Instructions to follow:
Report all lines from the entries below in which "niezbędne" appears.

Items from a dataset:

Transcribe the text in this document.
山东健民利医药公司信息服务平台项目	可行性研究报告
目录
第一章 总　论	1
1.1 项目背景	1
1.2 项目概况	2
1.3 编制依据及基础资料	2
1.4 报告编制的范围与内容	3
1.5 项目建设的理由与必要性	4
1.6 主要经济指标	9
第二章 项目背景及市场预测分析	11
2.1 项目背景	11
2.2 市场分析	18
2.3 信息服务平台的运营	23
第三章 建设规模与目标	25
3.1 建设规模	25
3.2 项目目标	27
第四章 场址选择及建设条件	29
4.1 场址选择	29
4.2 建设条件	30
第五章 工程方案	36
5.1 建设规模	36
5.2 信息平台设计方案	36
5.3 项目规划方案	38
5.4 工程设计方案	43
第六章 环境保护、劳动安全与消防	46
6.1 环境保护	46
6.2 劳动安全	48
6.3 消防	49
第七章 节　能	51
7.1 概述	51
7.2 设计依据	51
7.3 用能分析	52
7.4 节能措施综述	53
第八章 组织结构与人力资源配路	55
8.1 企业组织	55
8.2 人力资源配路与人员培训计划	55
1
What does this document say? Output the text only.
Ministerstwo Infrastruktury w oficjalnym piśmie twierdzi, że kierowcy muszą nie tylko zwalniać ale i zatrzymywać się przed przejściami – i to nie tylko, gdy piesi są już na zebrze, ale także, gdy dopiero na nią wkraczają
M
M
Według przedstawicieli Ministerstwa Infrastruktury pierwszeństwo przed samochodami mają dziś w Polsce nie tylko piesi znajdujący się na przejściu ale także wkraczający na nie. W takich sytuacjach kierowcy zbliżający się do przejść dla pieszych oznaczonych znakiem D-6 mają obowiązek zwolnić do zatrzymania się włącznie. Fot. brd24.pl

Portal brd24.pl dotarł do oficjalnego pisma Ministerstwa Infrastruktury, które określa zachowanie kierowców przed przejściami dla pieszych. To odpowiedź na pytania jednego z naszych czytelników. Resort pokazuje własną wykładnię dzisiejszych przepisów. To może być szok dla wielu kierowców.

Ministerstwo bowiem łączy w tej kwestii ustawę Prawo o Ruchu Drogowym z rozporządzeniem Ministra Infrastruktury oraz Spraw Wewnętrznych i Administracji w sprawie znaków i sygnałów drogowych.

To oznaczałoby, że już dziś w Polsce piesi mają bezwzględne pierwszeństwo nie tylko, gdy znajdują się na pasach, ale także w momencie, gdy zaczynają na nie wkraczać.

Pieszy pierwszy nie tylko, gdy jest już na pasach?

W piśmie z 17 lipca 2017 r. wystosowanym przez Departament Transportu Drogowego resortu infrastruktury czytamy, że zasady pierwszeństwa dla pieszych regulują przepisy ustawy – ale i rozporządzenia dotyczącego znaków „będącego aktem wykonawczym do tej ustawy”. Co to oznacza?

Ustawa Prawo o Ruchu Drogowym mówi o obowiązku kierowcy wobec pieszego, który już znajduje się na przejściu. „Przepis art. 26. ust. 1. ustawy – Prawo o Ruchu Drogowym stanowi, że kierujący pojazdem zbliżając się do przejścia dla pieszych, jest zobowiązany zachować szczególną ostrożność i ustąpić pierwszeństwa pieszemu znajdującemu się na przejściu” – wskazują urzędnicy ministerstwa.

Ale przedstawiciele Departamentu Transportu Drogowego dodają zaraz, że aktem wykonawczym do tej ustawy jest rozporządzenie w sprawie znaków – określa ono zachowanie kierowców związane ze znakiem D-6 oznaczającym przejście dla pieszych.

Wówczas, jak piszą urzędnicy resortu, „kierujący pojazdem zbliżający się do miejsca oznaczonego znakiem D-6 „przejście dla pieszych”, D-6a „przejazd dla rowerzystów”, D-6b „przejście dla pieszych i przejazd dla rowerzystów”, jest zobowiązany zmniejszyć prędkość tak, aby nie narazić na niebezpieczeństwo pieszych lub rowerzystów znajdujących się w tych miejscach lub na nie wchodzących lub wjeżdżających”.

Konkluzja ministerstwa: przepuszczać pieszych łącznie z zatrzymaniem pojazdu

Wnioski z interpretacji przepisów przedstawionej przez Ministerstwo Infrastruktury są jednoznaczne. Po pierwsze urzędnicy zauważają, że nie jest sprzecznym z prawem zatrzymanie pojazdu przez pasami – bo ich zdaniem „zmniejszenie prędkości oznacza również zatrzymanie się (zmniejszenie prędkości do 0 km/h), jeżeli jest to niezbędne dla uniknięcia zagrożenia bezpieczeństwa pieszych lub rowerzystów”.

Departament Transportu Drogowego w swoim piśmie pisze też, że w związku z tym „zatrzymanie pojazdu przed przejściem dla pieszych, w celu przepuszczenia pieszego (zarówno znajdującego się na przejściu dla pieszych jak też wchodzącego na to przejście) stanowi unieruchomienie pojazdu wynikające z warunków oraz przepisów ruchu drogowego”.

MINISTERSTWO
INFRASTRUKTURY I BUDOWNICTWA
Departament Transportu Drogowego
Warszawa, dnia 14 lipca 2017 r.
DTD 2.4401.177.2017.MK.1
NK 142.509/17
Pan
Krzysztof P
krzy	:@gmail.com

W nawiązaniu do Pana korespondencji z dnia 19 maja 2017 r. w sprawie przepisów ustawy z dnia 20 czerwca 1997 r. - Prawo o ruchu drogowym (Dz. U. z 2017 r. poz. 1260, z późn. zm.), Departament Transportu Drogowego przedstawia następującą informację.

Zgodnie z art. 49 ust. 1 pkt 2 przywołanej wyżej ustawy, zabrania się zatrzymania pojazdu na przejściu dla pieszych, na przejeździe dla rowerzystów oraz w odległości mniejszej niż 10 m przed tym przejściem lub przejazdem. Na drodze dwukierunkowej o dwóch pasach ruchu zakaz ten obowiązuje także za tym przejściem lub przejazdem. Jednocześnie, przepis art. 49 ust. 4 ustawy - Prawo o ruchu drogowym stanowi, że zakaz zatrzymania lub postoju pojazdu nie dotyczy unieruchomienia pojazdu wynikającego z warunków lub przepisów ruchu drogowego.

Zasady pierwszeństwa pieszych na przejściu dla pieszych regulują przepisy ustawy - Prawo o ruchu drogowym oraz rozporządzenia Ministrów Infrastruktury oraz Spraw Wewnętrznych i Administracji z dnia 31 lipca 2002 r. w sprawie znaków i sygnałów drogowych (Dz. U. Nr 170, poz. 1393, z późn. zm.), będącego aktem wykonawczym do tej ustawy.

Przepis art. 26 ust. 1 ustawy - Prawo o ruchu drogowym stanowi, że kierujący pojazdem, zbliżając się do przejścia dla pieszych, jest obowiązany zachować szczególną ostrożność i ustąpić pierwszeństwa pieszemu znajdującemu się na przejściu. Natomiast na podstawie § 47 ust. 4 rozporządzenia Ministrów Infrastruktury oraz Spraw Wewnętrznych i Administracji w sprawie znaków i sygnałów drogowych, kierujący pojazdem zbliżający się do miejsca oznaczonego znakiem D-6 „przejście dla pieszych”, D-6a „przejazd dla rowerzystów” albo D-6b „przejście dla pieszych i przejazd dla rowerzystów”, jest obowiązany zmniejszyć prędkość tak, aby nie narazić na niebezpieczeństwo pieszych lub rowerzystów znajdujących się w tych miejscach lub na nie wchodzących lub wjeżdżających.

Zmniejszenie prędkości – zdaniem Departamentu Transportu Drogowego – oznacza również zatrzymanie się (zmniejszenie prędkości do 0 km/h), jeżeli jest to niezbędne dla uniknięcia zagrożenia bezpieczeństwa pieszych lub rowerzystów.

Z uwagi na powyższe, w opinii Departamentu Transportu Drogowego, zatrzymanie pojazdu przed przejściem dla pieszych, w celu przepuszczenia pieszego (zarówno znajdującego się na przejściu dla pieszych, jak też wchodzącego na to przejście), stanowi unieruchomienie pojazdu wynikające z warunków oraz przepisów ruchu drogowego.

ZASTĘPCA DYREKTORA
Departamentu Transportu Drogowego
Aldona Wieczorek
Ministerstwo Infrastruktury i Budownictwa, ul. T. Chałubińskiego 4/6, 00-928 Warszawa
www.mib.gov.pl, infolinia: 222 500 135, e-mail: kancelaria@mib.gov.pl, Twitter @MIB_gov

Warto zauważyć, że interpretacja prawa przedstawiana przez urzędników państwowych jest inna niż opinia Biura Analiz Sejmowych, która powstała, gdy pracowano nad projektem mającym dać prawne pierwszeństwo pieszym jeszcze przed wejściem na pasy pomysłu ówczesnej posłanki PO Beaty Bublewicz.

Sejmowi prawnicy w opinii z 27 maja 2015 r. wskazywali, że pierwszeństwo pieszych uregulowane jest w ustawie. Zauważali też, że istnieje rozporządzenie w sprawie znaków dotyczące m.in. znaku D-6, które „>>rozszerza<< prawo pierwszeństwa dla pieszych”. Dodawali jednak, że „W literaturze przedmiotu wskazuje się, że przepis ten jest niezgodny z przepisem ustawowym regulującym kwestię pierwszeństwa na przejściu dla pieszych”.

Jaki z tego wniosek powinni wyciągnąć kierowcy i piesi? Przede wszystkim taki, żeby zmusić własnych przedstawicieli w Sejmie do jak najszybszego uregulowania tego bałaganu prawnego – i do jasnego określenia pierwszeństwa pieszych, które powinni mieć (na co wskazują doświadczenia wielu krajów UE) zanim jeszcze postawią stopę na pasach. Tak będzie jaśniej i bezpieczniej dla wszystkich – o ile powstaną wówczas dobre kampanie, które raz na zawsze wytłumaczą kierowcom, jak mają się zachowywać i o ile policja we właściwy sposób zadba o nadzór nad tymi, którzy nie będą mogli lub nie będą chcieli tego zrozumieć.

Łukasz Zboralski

Result of this exercise:
Wnioski z interpretacji przepisów przedstawionej przez Ministerstwo Infrastruktury są jednoznaczne. Po pierwsze urzędnicy zauważają, że nie jest sprzecznym z prawem zatrzymanie pojazdu przez pasami – bo ich zdaniem „zmniejszenie prędkości oznacza również zatrzymanie się (zmniejszenie prędkości do 0 km/h), jeżeli jest to niezbędne dla uniknięcia zagrożenia bezpieczeństwa pieszych lub rowerzystów”.
Zmniejszenie prędkości – zdaniem Departamentu Transportu Drogowego – oznacza również zatrzymanie się (zmniejszenie prędkości do 0 km/h), jeżeli jest to niezbędne dla uniknięcia zagrożenia bezpieczeństwa pieszych lub rowerzystów.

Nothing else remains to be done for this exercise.